## Your instructions
For this exercise, copy out each line of the material below that includes "name".

------------------------------------

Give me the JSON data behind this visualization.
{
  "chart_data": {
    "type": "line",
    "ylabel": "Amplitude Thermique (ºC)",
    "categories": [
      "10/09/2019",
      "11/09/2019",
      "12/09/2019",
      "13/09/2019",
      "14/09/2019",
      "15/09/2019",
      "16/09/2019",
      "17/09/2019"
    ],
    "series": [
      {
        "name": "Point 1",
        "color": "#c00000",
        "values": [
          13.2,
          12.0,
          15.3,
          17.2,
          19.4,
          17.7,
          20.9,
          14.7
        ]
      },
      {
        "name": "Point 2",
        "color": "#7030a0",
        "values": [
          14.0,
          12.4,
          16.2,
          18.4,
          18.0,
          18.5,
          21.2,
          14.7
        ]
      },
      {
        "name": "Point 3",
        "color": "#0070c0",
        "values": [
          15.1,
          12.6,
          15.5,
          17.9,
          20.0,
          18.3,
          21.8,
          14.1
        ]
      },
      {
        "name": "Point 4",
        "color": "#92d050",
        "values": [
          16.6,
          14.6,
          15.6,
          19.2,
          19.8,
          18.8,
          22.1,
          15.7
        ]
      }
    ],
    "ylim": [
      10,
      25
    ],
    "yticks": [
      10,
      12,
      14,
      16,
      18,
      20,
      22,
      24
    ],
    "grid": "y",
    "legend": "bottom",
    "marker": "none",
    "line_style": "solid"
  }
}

------------------------------------

## Solution to this exercise
        "name": "Point 1",
        "name": "Point 2",
        "name": "Point 3",
        "name": "Point 4",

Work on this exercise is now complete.